Do not copy the pictures; transcribe all other material exactly.

DATA EXCERPTS:
---+---
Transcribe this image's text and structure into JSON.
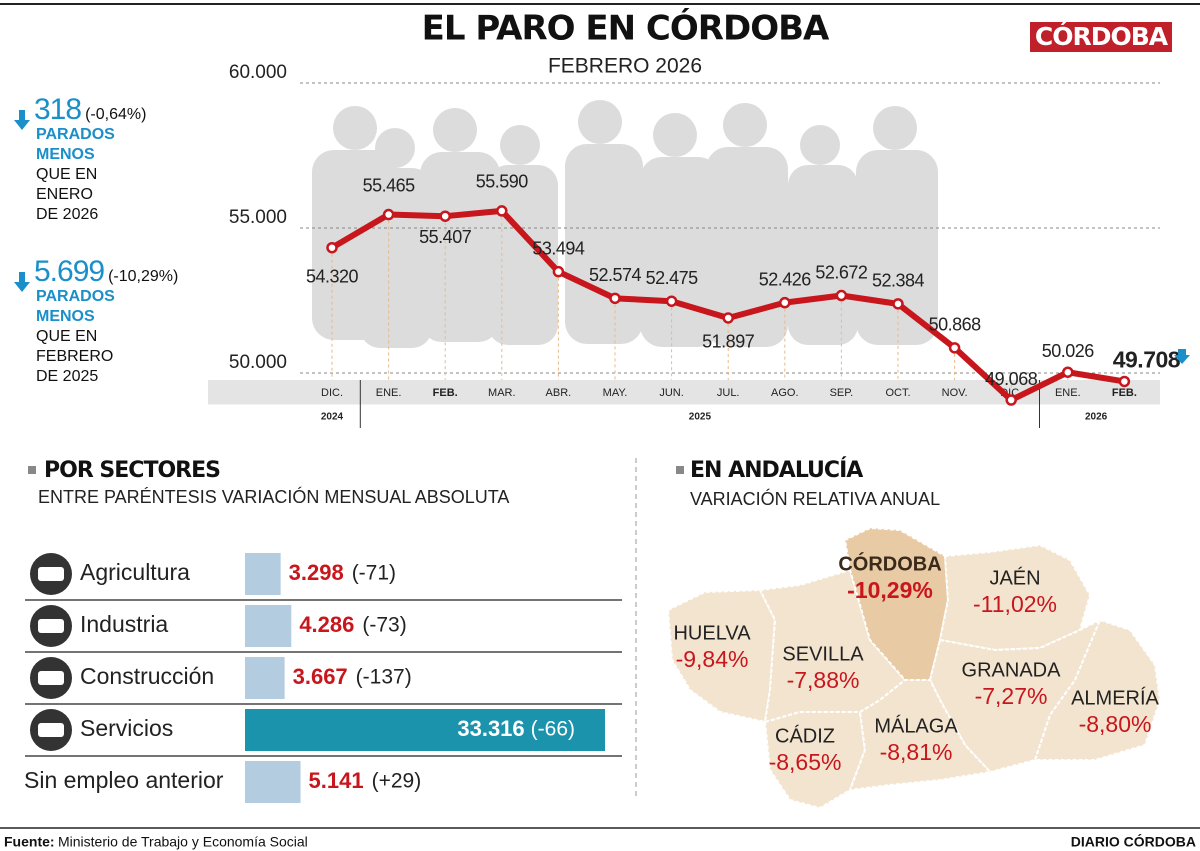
{
  "header": {
    "title": "EL PARO EN CÓRDOBA",
    "subtitle": "FEBRERO 2026",
    "logo": "CÓRDOBA"
  },
  "stats": [
    {
      "value": "318",
      "change": "(-0,64%)",
      "highlight": "PARADOS MENOS",
      "text": "QUE EN ENERO DE 2026"
    },
    {
      "value": "5.699",
      "change": "(-10,29%)",
      "highlight": "PARADOS MENOS",
      "text": "QUE EN FEBRERO DE 2025"
    }
  ],
  "chart_data": [
    {
      "type": "line",
      "categories": [
        "DIC.",
        "ENE.",
        "FEB.",
        "MAR.",
        "ABR.",
        "MAY.",
        "JUN.",
        "JUL.",
        "AGO.",
        "SEP.",
        "OCT.",
        "NOV.",
        "DIC.",
        "ENE.",
        "FEB."
      ],
      "year_labels": [
        "2024",
        "2025",
        "2026"
      ],
      "values": [
        54320,
        55465,
        55407,
        55590,
        53494,
        52574,
        52475,
        51897,
        52426,
        52672,
        52384,
        50868,
        49068,
        50026,
        49708
      ],
      "value_labels": [
        "54.320",
        "55.465",
        "55.407",
        "55.590",
        "53.494",
        "52.574",
        "52.475",
        "51.897",
        "52.426",
        "52.672",
        "52.384",
        "50.868",
        "49.068",
        "50.026",
        "49.708"
      ],
      "color": "#c8161d",
      "ylim": [
        50000,
        60000
      ],
      "yticks": [
        {
          "value": 50000,
          "label": "50.000"
        },
        {
          "value": 55000,
          "label": "55.000"
        },
        {
          "value": 60000,
          "label": "60.000"
        }
      ],
      "grid": true
    },
    {
      "type": "bar",
      "title": "POR SECTORES",
      "subtitle": "ENTRE PARÉNTESIS VARIACIÓN MENSUAL ABSOLUTA",
      "categories": [
        "Agricultura",
        "Industria",
        "Construcción",
        "Servicios",
        "Sin empleo anterior"
      ],
      "values": [
        3298,
        4286,
        3667,
        33316,
        5141
      ],
      "value_labels": [
        "3.298",
        "4.286",
        "3.667",
        "33.316",
        "5.141"
      ],
      "change_labels": [
        "(-71)",
        "(-73)",
        "(-137)",
        "(-66)",
        "(+29)"
      ],
      "color": "#b3ccdf",
      "highlight_color": "#1b93ad",
      "highlight": "Servicios"
    }
  ],
  "map": {
    "title": "EN ANDALUCÍA",
    "subtitle": "VARIACIÓN RELATIVA ANUAL",
    "regions": [
      {
        "name": "HUELVA",
        "label": "-9,84%"
      },
      {
        "name": "SEVILLA",
        "label": "-7,88%"
      },
      {
        "name": "CÓRDOBA",
        "label": "-10,29%"
      },
      {
        "name": "JAÉN",
        "label": "-11,02%"
      },
      {
        "name": "GRANADA",
        "label": "-7,27%"
      },
      {
        "name": "ALMERÍA",
        "label": "-8,80%"
      },
      {
        "name": "CÁDIZ",
        "label": "-8,65%"
      },
      {
        "name": "MÁLAGA",
        "label": "-8,81%"
      }
    ]
  },
  "footer": {
    "source_label": "Fuente:",
    "source": "Ministerio de Trabajo y Economía Social",
    "credit": "DIARIO CÓRDOBA"
  }
}
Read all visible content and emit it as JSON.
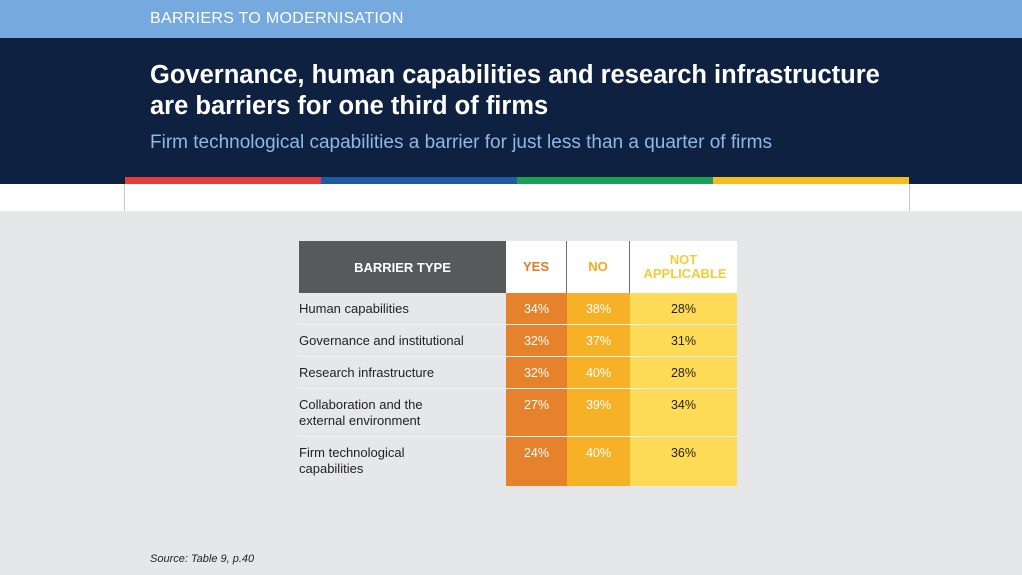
{
  "section_label": "BARRIERS TO MODERNISATION",
  "title": "Governance, human capabilities and research infrastructure are barriers for one third of firms",
  "subtitle": "Firm technological capabilities a barrier for just less than a quarter of firms",
  "colors": {
    "stripe": [
      "#e63b3c",
      "#1f5aa6",
      "#1ba05a",
      "#f4bc1c"
    ],
    "yes": "#e5822b",
    "no": "#f7b127",
    "not_applicable": "#fddb57"
  },
  "source": "Source: Table 9, p.40",
  "chart_data": {
    "type": "table",
    "columns": [
      "BARRIER TYPE",
      "YES",
      "NO",
      "NOT APPLICABLE"
    ],
    "rows": [
      {
        "barrier": "Human capabilities",
        "yes": "34%",
        "no": "38%",
        "not_applicable": "28%"
      },
      {
        "barrier": "Governance and institutional",
        "yes": "32%",
        "no": "37%",
        "not_applicable": "31%"
      },
      {
        "barrier": "Research infrastructure",
        "yes": "32%",
        "no": "40%",
        "not_applicable": "28%"
      },
      {
        "barrier": "Collaboration and the external environment",
        "yes": "27%",
        "no": "39%",
        "not_applicable": "34%"
      },
      {
        "barrier": "Firm technological capabilities",
        "yes": "24%",
        "no": "40%",
        "not_applicable": "36%"
      }
    ]
  }
}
---+---
RESULT OF THE TASK:
Transcribe this image's text and structure into JSON.
{
  "header": {
    "title": "EL PARO EN CÓRDOBA",
    "subtitle": "FEBRERO 2026",
    "logo": "CÓRDOBA"
  },
  "stats": [
    {
      "value": "318",
      "change": "(-0,64%)",
      "highlight": "PARADOS MENOS",
      "text": "QUE EN ENERO DE 2026"
    },
    {
      "value": "5.699",
      "change": "(-10,29%)",
      "highlight": "PARADOS MENOS",
      "text": "QUE EN FEBRERO DE 2025"
    }
  ],
  "chart_data": [
    {
      "type": "line",
      "categories": [
        "DIC.",
        "ENE.",
        "FEB.",
        "MAR.",
        "ABR.",
        "MAY.",
        "JUN.",
        "JUL.",
        "AGO.",
        "SEP.",
        "OCT.",
        "NOV.",
        "DIC.",
        "ENE.",
        "FEB."
      ],
      "year_labels": [
        "2024",
        "2025",
        "2026"
      ],
      "values": [
        54320,
        55465,
        55407,
        55590,
        53494,
        52574,
        52475,
        51897,
        52426,
        52672,
        52384,
        50868,
        49068,
        50026,
        49708
      ],
      "value_labels": [
        "54.320",
        "55.465",
        "55.407",
        "55.590",
        "53.494",
        "52.574",
        "52.475",
        "51.897",
        "52.426",
        "52.672",
        "52.384",
        "50.868",
        "49.068",
        "50.026",
        "49.708"
      ],
      "color": "#c8161d",
      "ylim": [
        50000,
        60000
      ],
      "yticks": [
        {
          "value": 50000,
          "label": "50.000"
        },
        {
          "value": 55000,
          "label": "55.000"
        },
        {
          "value": 60000,
          "label": "60.000"
        }
      ],
      "grid": true
    },
    {
      "type": "bar",
      "title": "POR SECTORES",
      "subtitle": "ENTRE PARÉNTESIS VARIACIÓN MENSUAL ABSOLUTA",
      "categories": [
        "Agricultura",
        "Industria",
        "Construcción",
        "Servicios",
        "Sin empleo anterior"
      ],
      "values": [
        3298,
        4286,
        3667,
        33316,
        5141
      ],
      "value_labels": [
        "3.298",
        "4.286",
        "3.667",
        "33.316",
        "5.141"
      ],
      "change_labels": [
        "(-71)",
        "(-73)",
        "(-137)",
        "(-66)",
        "(+29)"
      ],
      "color": "#b3ccdf",
      "highlight_color": "#1b93ad",
      "highlight": "Servicios"
    }
  ],
  "map": {
    "title": "EN ANDALUCÍA",
    "subtitle": "VARIACIÓN RELATIVA ANUAL",
    "regions": [
      {
        "name": "HUELVA",
        "label": "-9,84%"
      },
      {
        "name": "SEVILLA",
        "label": "-7,88%"
      },
      {
        "name": "CÓRDOBA",
        "label": "-10,29%"
      },
      {
        "name": "JAÉN",
        "label": "-11,02%"
      },
      {
        "name": "GRANADA",
        "label": "-7,27%"
      },
      {
        "name": "ALMERÍA",
        "label": "-8,80%"
      },
      {
        "name": "CÁDIZ",
        "label": "-8,65%"
      },
      {
        "name": "MÁLAGA",
        "label": "-8,81%"
      }
    ]
  },
  "footer": {
    "source_label": "Fuente:",
    "source": "Ministerio de Trabajo y Economía Social",
    "credit": "DIARIO CÓRDOBA"
  }
}
Read all visible content and emit it as JSON.
{
  "section_label": "BARRIERS TO MODERNISATION",
  "title": "Governance, human capabilities and research infrastructure are barriers for one third of firms",
  "subtitle": "Firm technological capabilities a barrier for just less than a quarter of firms",
  "colors": {
    "stripe": [
      "#e63b3c",
      "#1f5aa6",
      "#1ba05a",
      "#f4bc1c"
    ],
    "yes": "#e5822b",
    "no": "#f7b127",
    "not_applicable": "#fddb57"
  },
  "source": "Source: Table 9, p.40",
  "chart_data": {
    "type": "table",
    "columns": [
      "BARRIER TYPE",
      "YES",
      "NO",
      "NOT APPLICABLE"
    ],
    "rows": [
      {
        "barrier": "Human capabilities",
        "yes": "34%",
        "no": "38%",
        "not_applicable": "28%"
      },
      {
        "barrier": "Governance and institutional",
        "yes": "32%",
        "no": "37%",
        "not_applicable": "31%"
      },
      {
        "barrier": "Research infrastructure",
        "yes": "32%",
        "no": "40%",
        "not_applicable": "28%"
      },
      {
        "barrier": "Collaboration and the external environment",
        "yes": "27%",
        "no": "39%",
        "not_applicable": "34%"
      },
      {
        "barrier": "Firm technological capabilities",
        "yes": "24%",
        "no": "40%",
        "not_applicable": "36%"
      }
    ]
  }
}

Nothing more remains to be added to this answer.